Work required |
Find the lines that include the string "spirit" and report how many there are. Give no other text.

[Dataset records]
--- START ---

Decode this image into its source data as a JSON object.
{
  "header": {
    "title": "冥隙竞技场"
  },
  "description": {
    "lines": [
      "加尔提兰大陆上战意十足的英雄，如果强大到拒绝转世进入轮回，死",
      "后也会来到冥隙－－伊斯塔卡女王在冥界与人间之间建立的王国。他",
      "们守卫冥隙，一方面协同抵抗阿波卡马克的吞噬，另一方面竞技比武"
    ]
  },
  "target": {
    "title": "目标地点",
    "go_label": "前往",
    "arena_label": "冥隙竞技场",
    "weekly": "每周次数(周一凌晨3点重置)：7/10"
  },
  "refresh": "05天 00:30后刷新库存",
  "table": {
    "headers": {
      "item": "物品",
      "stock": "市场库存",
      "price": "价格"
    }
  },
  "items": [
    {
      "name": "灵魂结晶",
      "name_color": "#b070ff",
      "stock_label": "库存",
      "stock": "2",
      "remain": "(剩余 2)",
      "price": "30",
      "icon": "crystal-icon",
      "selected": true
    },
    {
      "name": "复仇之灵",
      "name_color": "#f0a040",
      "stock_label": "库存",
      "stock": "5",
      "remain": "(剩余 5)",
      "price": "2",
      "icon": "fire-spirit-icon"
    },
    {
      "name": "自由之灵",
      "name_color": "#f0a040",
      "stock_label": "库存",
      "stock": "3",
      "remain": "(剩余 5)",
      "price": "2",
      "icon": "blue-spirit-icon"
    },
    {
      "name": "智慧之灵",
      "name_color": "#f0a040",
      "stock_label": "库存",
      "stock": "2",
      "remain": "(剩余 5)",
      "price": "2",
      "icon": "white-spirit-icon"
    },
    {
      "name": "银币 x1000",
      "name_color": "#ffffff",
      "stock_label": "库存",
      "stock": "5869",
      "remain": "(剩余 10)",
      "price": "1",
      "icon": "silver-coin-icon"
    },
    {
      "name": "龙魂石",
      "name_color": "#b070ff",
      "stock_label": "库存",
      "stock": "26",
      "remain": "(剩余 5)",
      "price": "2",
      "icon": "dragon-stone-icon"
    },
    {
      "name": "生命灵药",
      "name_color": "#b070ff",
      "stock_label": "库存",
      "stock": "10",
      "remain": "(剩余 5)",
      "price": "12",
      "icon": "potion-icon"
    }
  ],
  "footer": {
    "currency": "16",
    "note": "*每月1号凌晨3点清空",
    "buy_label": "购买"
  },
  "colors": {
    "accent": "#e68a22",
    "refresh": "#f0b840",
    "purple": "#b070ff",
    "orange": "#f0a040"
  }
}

--- END ---

Solution |
3